Dataset content =>
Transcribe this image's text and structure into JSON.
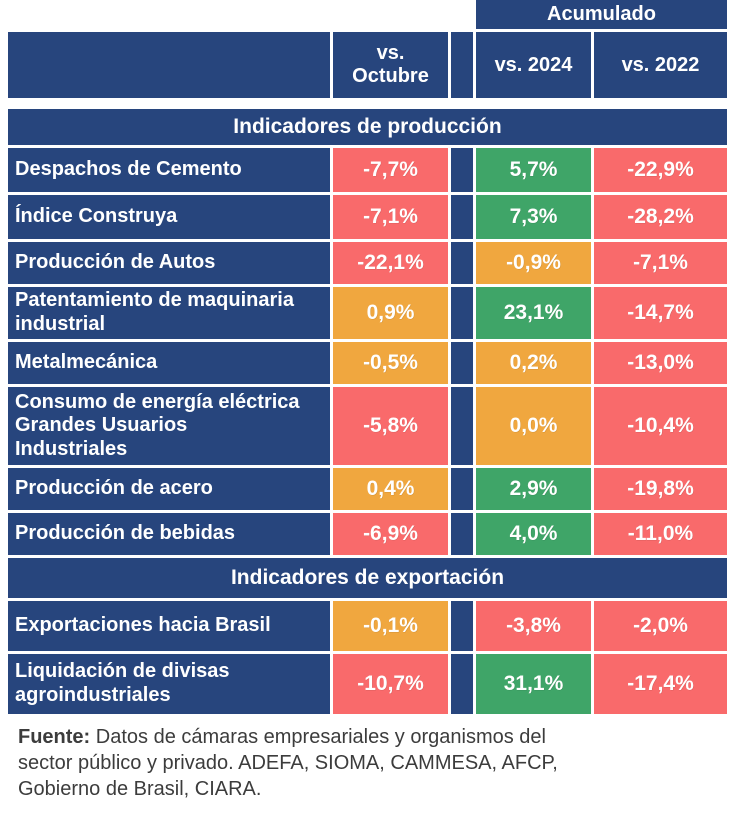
{
  "header": {
    "acumulado_label": "Acumulado",
    "vs_octubre_label": "vs.\nOctubre",
    "vs_2024_label": "vs. 2024",
    "vs_2022_label": "vs. 2022"
  },
  "colors": {
    "navy": "#27457D",
    "red": "#F96A6B",
    "green": "#3FA568",
    "orange": "#F0A73F"
  },
  "chart_data": {
    "type": "table",
    "columns": [
      "",
      "vs. Octubre",
      "Acumulado vs. 2024",
      "Acumulado vs. 2022"
    ],
    "sections": [
      {
        "title": "Indicadores de producción",
        "rows": [
          {
            "label": "Despachos de Cemento",
            "values": [
              {
                "text": "-7,7%",
                "color": "red"
              },
              {
                "text": "5,7%",
                "color": "green"
              },
              {
                "text": "-22,9%",
                "color": "red"
              }
            ]
          },
          {
            "label": "Índice Construya",
            "values": [
              {
                "text": "-7,1%",
                "color": "red"
              },
              {
                "text": "7,3%",
                "color": "green"
              },
              {
                "text": "-28,2%",
                "color": "red"
              }
            ]
          },
          {
            "label": "Producción de Autos",
            "values": [
              {
                "text": "-22,1%",
                "color": "red"
              },
              {
                "text": "-0,9%",
                "color": "orange"
              },
              {
                "text": "-7,1%",
                "color": "red"
              }
            ]
          },
          {
            "label": "Patentamiento de maquinaria industrial",
            "values": [
              {
                "text": "0,9%",
                "color": "orange"
              },
              {
                "text": "23,1%",
                "color": "green"
              },
              {
                "text": "-14,7%",
                "color": "red"
              }
            ]
          },
          {
            "label": "Metalmecánica",
            "values": [
              {
                "text": "-0,5%",
                "color": "orange"
              },
              {
                "text": "0,2%",
                "color": "orange"
              },
              {
                "text": "-13,0%",
                "color": "red"
              }
            ]
          },
          {
            "label": "Consumo de energía eléctrica Grandes Usuarios Industriales",
            "values": [
              {
                "text": "-5,8%",
                "color": "red"
              },
              {
                "text": "0,0%",
                "color": "orange"
              },
              {
                "text": "-10,4%",
                "color": "red"
              }
            ]
          },
          {
            "label": "Producción de acero",
            "values": [
              {
                "text": "0,4%",
                "color": "orange"
              },
              {
                "text": "2,9%",
                "color": "green"
              },
              {
                "text": "-19,8%",
                "color": "red"
              }
            ]
          },
          {
            "label": "Producción de bebidas",
            "values": [
              {
                "text": "-6,9%",
                "color": "red"
              },
              {
                "text": "4,0%",
                "color": "green"
              },
              {
                "text": "-11,0%",
                "color": "red"
              }
            ]
          }
        ]
      },
      {
        "title": "Indicadores de exportación",
        "rows": [
          {
            "label": "Exportaciones hacia Brasil",
            "values": [
              {
                "text": "-0,1%",
                "color": "orange"
              },
              {
                "text": "-3,8%",
                "color": "red"
              },
              {
                "text": "-2,0%",
                "color": "red"
              }
            ]
          },
          {
            "label": "Liquidación de divisas agroindustriales",
            "values": [
              {
                "text": "-10,7%",
                "color": "red"
              },
              {
                "text": "31,1%",
                "color": "green"
              },
              {
                "text": "-17,4%",
                "color": "red"
              }
            ]
          }
        ]
      }
    ]
  },
  "footer": {
    "source_label": "Fuente:",
    "source_text": " Datos de cámaras empresariales y organismos del sector público y privado. ADEFA, SIOMA, CAMMESA, AFCP, Gobierno de Brasil, CIARA."
  }
}
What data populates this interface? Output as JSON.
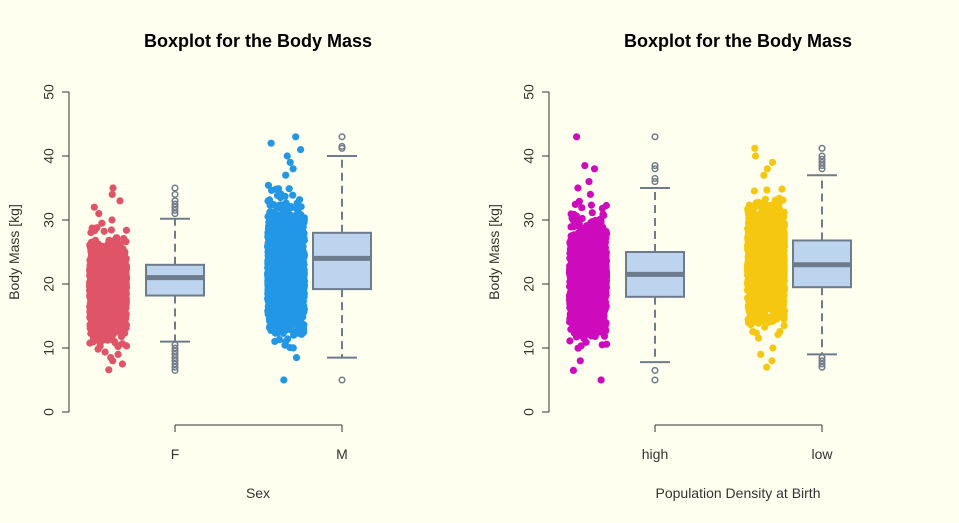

What the task requires =>
From the entries above, select each line containing the string "Indicadores".

Full answer =>
        "title": "Indicadores de producción",
        "title": "Indicadores de exportación",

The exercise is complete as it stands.